***** Excerpted records

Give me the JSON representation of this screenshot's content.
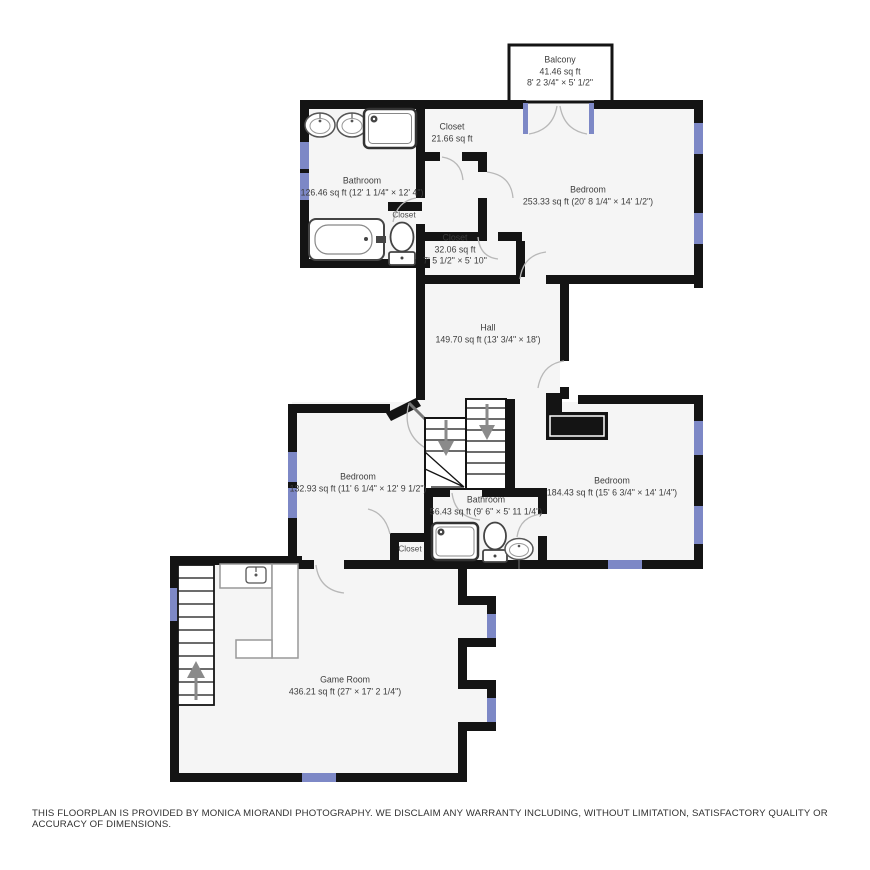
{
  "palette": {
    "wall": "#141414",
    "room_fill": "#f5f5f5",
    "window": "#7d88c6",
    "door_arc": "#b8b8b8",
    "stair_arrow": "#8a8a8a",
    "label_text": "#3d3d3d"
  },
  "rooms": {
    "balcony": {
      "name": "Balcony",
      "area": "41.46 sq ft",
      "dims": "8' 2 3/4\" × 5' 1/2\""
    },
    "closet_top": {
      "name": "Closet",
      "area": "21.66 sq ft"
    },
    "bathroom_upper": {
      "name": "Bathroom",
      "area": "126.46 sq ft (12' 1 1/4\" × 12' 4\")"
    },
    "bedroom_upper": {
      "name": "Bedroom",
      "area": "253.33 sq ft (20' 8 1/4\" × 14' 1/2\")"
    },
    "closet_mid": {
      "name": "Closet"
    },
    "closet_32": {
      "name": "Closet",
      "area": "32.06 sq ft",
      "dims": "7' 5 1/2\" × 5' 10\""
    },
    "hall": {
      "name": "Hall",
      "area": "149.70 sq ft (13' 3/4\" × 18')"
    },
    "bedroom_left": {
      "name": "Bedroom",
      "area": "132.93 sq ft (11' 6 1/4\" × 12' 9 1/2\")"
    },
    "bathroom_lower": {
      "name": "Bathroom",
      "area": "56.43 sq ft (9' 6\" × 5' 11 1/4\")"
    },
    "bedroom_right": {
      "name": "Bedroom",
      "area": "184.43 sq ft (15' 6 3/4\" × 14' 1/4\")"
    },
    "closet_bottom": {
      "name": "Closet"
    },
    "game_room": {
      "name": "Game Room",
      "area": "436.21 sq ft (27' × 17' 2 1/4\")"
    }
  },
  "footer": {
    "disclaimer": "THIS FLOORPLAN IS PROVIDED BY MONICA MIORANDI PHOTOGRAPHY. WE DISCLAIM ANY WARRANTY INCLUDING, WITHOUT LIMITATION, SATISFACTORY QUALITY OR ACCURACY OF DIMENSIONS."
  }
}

**********

#### [Set task]
Give back the entries verbatim. Do not include any picture.

#### [Solution]
Give me the JSON representation of this screenshot's content.
{
  "palette": {
    "wall": "#141414",
    "room_fill": "#f5f5f5",
    "window": "#7d88c6",
    "door_arc": "#b8b8b8",
    "stair_arrow": "#8a8a8a",
    "label_text": "#3d3d3d"
  },
  "rooms": {
    "balcony": {
      "name": "Balcony",
      "area": "41.46 sq ft",
      "dims": "8' 2 3/4\" × 5' 1/2\""
    },
    "closet_top": {
      "name": "Closet",
      "area": "21.66 sq ft"
    },
    "bathroom_upper": {
      "name": "Bathroom",
      "area": "126.46 sq ft (12' 1 1/4\" × 12' 4\")"
    },
    "bedroom_upper": {
      "name": "Bedroom",
      "area": "253.33 sq ft (20' 8 1/4\" × 14' 1/2\")"
    },
    "closet_mid": {
      "name": "Closet"
    },
    "closet_32": {
      "name": "Closet",
      "area": "32.06 sq ft",
      "dims": "7' 5 1/2\" × 5' 10\""
    },
    "hall": {
      "name": "Hall",
      "area": "149.70 sq ft (13' 3/4\" × 18')"
    },
    "bedroom_left": {
      "name": "Bedroom",
      "area": "132.93 sq ft (11' 6 1/4\" × 12' 9 1/2\")"
    },
    "bathroom_lower": {
      "name": "Bathroom",
      "area": "56.43 sq ft (9' 6\" × 5' 11 1/4\")"
    },
    "bedroom_right": {
      "name": "Bedroom",
      "area": "184.43 sq ft (15' 6 3/4\" × 14' 1/4\")"
    },
    "closet_bottom": {
      "name": "Closet"
    },
    "game_room": {
      "name": "Game Room",
      "area": "436.21 sq ft (27' × 17' 2 1/4\")"
    }
  },
  "footer": {
    "disclaimer": "THIS FLOORPLAN IS PROVIDED BY MONICA MIORANDI PHOTOGRAPHY. WE DISCLAIM ANY WARRANTY INCLUDING, WITHOUT LIMITATION, SATISFACTORY QUALITY OR ACCURACY OF DIMENSIONS."
  }
}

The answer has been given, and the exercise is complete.